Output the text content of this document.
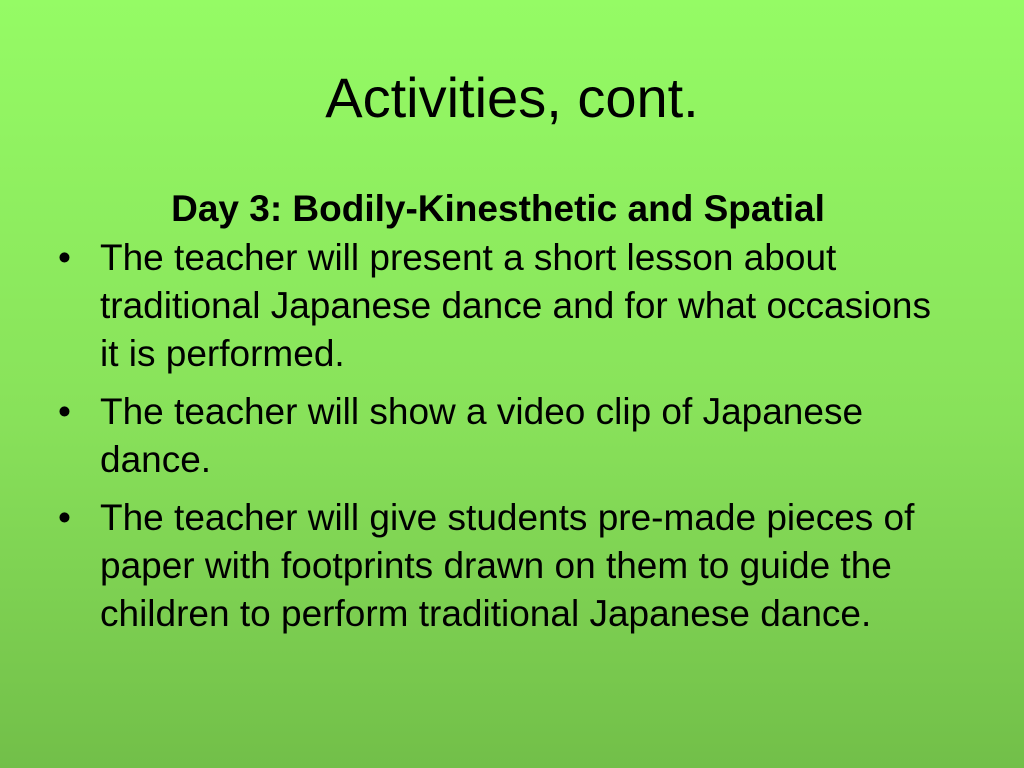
Activities, cont.
Day 3: Bodily-Kinesthetic and Spatial
• The teacher will present a short lesson about traditional Japanese dance and for what occasions it is performed.
• The teacher will show a video clip of Japanese dance.
• The teacher will give students pre-made pieces of paper with footprints drawn on them to guide the children to perform traditional Japanese dance.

* * *

▶ _PROBLEM TO WORK ON_:
Transcribe the listing in full. Omit the pictures and keep every line exact.

▶ _ANSWER FOR THE TASK_:
Output the text content of this document.
Activities, cont.
Day 3: Bodily-Kinesthetic and Spatial
• The teacher will present a short lesson about traditional Japanese dance and for what occasions it is performed.
• The teacher will show a video clip of Japanese dance.
• The teacher will give students pre-made pieces of paper with footprints drawn on them to guide the children to perform traditional Japanese dance.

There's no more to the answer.